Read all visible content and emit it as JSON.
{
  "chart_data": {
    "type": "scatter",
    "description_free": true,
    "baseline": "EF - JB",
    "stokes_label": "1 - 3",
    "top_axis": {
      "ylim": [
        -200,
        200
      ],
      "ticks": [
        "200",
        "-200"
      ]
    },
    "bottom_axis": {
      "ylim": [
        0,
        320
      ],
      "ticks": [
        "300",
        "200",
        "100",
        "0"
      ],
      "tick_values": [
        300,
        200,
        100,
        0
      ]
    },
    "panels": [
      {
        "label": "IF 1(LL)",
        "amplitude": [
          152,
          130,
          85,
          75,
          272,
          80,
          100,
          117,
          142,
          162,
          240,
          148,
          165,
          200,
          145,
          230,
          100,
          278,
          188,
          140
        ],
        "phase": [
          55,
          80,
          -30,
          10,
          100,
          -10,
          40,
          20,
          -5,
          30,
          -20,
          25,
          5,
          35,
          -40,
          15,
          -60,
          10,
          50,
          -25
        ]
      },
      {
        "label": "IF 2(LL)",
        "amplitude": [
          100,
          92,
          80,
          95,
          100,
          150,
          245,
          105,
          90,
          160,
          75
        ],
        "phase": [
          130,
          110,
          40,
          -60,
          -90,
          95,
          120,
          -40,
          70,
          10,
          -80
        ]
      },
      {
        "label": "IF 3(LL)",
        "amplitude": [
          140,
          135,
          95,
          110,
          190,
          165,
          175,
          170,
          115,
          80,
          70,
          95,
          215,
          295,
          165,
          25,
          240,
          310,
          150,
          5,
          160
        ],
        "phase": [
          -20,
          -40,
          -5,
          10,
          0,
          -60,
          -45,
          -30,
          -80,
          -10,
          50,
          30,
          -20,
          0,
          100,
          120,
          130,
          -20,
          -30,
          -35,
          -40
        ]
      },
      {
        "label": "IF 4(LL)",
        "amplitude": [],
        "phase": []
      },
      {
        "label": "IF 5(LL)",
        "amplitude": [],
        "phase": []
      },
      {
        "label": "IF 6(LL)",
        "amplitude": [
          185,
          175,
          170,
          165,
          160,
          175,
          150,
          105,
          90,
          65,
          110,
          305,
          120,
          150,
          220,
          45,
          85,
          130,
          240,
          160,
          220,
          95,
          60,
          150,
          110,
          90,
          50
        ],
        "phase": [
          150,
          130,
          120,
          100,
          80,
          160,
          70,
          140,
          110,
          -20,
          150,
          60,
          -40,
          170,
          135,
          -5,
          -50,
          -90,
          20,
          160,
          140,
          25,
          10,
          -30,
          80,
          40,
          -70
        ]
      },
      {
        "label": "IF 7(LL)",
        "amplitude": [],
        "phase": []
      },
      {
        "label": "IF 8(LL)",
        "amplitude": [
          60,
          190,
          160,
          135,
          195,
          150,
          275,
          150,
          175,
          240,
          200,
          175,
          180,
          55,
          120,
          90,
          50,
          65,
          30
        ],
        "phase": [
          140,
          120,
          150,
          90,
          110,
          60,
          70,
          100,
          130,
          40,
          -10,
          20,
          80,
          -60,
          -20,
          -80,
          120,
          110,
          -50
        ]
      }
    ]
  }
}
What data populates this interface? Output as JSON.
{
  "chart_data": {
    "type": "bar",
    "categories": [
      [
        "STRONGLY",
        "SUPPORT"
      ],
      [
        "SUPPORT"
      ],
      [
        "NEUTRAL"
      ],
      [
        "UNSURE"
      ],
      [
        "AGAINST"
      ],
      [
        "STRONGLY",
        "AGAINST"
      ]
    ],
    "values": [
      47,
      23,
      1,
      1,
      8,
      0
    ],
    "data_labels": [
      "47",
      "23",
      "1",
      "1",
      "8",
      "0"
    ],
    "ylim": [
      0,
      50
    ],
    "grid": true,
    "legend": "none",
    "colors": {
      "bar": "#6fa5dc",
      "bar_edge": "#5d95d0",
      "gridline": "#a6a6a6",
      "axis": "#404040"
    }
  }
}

++++++++

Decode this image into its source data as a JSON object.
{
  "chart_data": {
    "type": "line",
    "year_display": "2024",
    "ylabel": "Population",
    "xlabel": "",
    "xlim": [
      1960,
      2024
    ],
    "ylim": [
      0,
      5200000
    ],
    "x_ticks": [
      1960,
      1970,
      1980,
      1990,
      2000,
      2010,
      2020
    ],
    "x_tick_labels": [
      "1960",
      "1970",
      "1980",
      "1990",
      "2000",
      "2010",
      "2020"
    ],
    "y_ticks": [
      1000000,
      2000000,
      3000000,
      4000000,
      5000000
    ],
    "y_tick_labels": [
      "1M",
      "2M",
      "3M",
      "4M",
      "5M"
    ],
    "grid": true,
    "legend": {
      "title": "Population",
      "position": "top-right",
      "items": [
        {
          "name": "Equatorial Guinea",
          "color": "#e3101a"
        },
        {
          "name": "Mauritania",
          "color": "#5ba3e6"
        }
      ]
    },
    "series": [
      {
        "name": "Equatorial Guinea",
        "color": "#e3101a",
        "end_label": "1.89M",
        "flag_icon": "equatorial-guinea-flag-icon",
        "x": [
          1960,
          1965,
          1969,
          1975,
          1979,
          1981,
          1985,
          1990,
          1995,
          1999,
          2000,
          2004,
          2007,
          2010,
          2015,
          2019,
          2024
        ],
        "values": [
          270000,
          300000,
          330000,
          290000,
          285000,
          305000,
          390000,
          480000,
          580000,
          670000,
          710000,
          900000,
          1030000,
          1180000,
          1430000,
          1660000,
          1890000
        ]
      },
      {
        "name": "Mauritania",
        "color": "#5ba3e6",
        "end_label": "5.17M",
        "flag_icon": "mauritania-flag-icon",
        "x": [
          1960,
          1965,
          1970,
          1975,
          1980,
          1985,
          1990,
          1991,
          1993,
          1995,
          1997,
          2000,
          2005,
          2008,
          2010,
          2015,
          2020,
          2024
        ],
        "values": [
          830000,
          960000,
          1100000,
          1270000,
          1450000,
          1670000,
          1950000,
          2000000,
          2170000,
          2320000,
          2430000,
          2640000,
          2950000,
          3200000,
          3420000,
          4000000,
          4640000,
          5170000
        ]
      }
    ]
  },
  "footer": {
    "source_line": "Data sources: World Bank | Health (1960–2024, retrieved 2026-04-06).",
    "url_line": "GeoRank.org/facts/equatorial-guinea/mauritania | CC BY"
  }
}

++++++++

• WORK INSTRUCTIONS: Tally the lines above containing "flag". Answer with the count only.

• CORRECT OUTPUT: 2